[start Entries provided]

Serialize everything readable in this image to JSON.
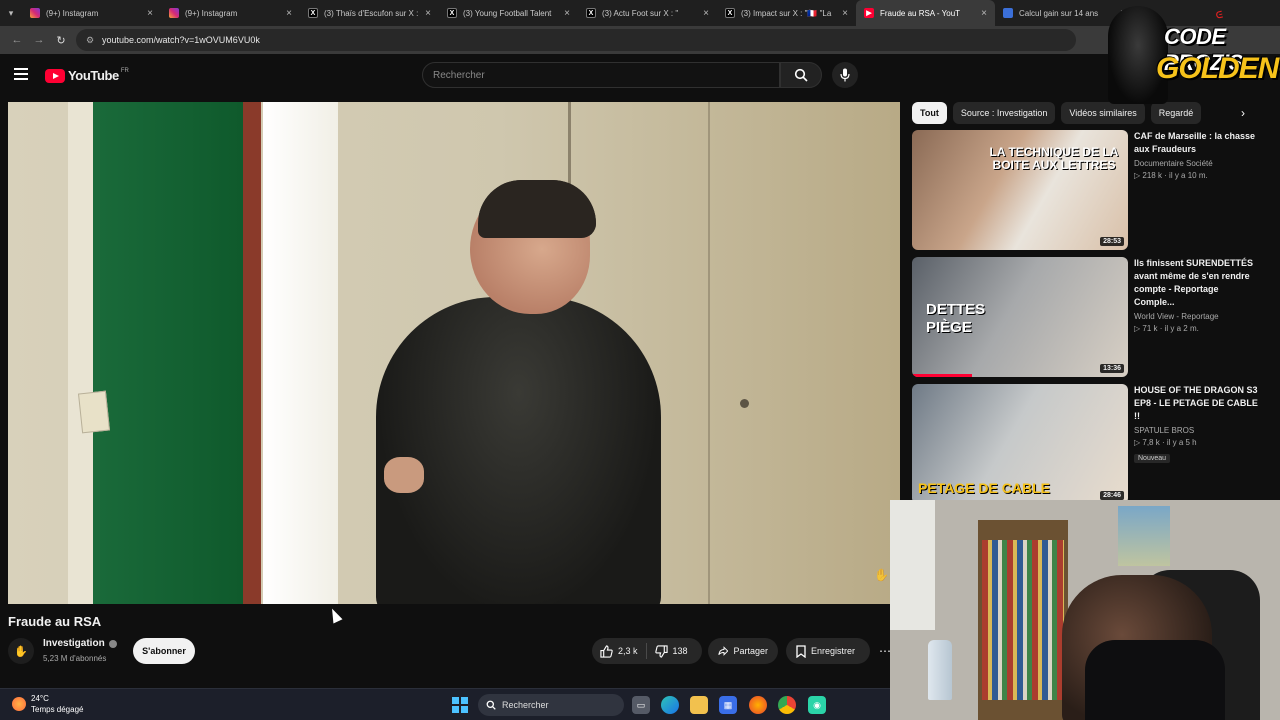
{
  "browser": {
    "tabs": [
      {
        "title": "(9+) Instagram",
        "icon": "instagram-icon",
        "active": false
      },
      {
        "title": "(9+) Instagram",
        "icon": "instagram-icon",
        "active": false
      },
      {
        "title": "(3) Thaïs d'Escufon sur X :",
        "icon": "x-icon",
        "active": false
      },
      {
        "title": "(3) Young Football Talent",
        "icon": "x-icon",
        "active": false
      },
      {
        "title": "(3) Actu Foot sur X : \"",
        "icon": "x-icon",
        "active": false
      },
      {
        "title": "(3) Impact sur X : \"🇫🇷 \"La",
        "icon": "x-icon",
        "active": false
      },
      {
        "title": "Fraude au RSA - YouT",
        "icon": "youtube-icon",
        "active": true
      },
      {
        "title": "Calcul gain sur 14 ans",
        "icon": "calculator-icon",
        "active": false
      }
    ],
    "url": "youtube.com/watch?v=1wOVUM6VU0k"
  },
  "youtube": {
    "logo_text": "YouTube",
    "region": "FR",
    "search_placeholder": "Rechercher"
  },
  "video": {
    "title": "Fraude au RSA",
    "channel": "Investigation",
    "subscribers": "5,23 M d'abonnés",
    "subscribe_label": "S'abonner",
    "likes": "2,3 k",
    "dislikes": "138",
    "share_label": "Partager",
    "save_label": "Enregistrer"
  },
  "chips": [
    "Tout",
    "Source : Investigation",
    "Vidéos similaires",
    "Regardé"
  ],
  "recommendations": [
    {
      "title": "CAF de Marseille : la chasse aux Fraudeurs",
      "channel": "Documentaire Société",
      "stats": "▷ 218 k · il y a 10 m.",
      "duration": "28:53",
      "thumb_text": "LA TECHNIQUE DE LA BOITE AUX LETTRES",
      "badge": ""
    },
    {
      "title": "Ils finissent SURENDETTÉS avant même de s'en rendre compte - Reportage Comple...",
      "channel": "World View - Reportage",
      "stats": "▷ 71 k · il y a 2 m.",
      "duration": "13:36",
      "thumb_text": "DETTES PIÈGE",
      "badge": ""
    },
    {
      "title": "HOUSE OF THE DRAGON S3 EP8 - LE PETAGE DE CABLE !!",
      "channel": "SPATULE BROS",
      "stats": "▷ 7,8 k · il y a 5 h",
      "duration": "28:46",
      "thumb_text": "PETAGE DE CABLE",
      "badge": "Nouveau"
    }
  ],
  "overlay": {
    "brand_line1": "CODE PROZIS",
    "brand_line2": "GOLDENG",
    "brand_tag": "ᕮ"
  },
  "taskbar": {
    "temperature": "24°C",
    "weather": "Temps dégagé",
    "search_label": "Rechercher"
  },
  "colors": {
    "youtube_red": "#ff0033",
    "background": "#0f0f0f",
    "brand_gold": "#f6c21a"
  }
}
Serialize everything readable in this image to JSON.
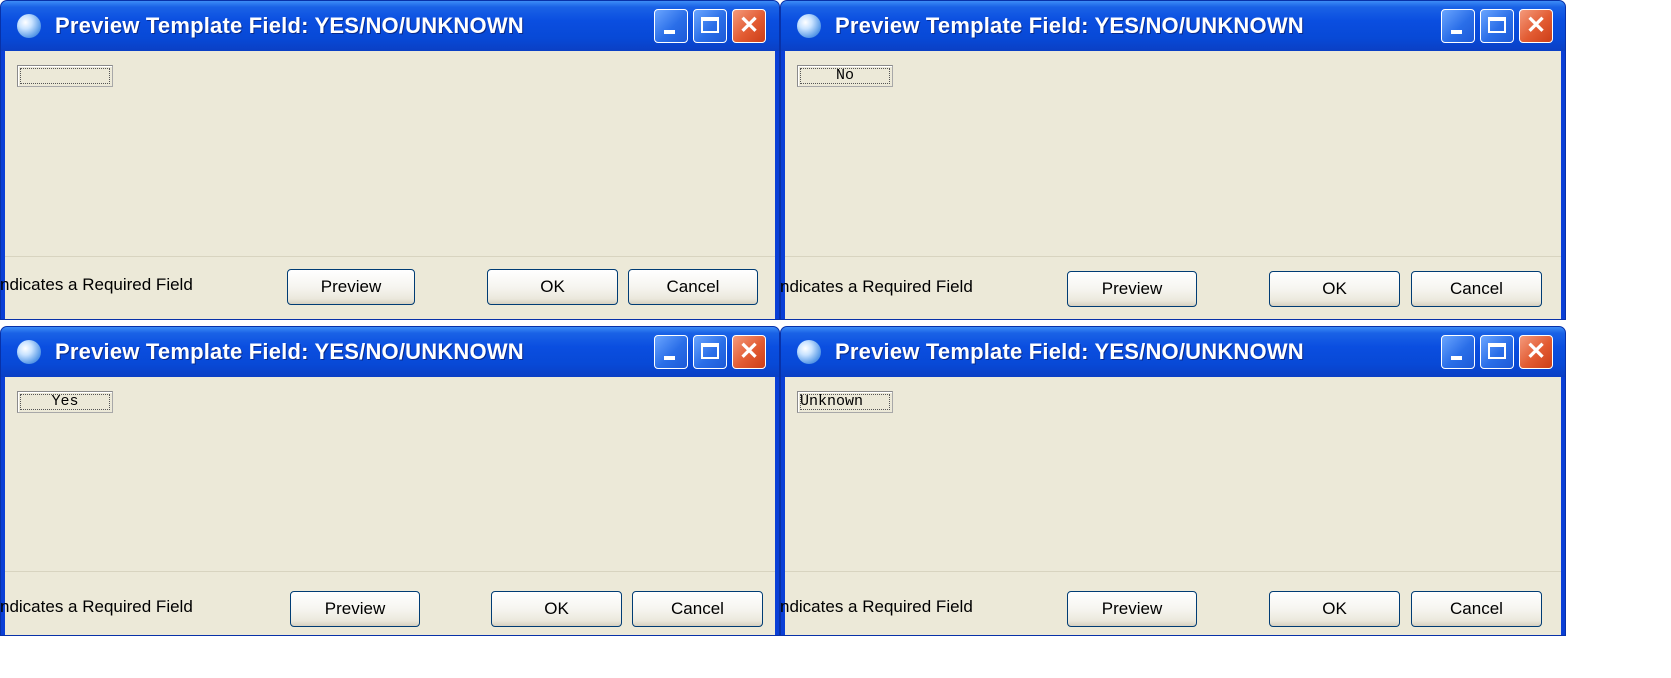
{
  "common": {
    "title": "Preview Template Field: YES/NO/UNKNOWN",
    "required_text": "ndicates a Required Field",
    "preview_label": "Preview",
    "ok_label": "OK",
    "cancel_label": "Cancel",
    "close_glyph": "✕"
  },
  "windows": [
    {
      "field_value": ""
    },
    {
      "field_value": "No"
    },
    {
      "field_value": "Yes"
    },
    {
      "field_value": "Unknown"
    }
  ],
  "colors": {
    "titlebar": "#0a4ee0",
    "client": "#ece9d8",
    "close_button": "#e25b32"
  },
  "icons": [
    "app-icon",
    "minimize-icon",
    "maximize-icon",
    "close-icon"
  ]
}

[end Entries provided]
[start Entries provided]

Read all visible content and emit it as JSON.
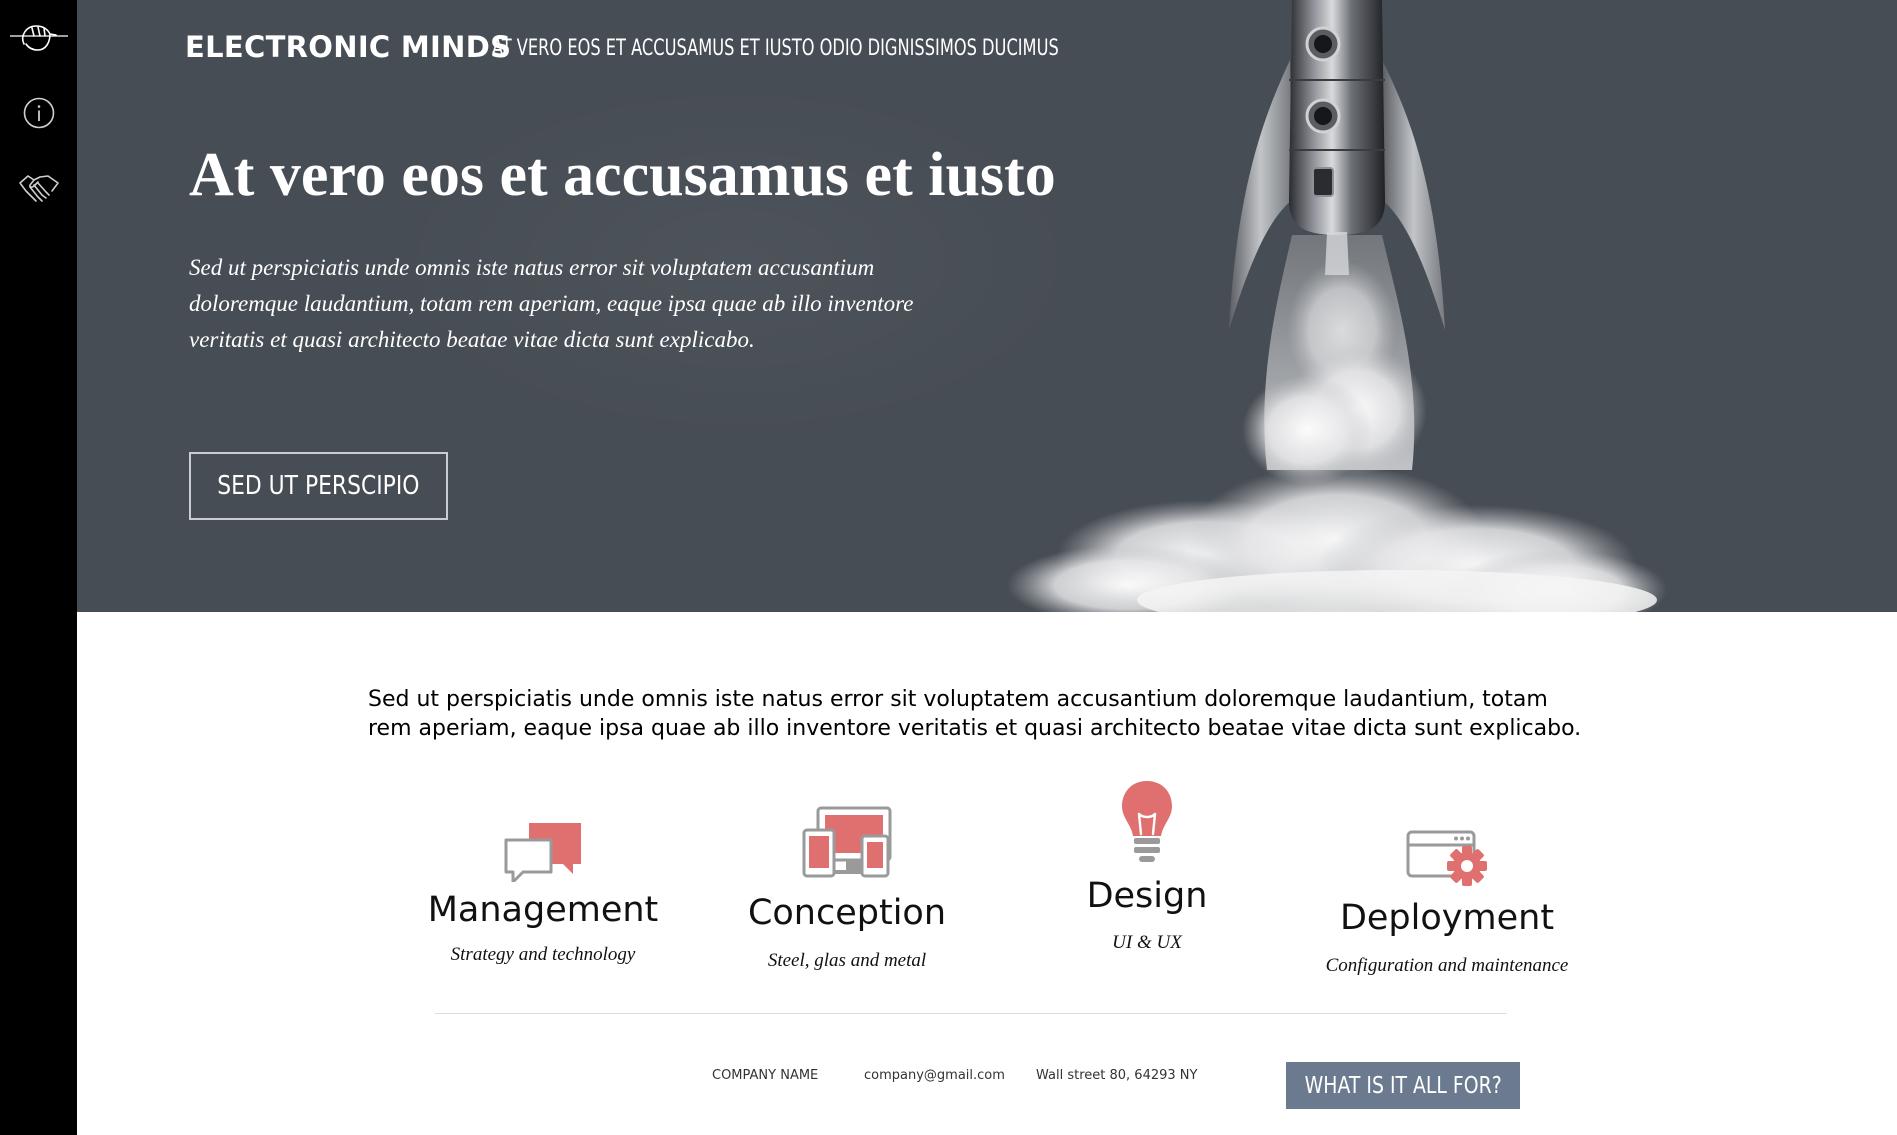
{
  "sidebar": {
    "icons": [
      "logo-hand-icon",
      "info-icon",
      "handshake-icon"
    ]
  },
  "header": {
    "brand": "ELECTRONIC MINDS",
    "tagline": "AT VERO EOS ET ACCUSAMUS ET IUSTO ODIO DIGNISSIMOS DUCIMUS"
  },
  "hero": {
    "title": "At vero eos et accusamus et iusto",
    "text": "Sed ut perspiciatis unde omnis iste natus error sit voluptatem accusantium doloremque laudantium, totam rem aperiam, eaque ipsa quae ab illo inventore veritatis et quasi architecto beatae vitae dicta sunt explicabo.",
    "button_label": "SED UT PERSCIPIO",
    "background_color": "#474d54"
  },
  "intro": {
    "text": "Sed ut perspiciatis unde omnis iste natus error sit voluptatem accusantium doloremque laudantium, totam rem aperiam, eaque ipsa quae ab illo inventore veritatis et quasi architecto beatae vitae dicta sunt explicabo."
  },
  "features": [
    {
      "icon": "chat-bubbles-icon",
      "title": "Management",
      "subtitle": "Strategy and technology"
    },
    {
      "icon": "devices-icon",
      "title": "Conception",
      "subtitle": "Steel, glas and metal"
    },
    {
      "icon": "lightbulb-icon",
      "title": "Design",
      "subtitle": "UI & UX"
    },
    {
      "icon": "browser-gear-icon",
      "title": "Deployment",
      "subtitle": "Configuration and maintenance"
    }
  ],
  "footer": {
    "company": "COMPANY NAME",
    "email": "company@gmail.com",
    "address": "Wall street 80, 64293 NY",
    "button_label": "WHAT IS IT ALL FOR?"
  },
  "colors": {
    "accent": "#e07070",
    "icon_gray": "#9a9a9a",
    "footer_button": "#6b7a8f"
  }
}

[end Entries provided]

* _What is being asked_: Say how many lines in the listing above include "architecto". Give nothing but the number.

* _Solution for this exercise_: 2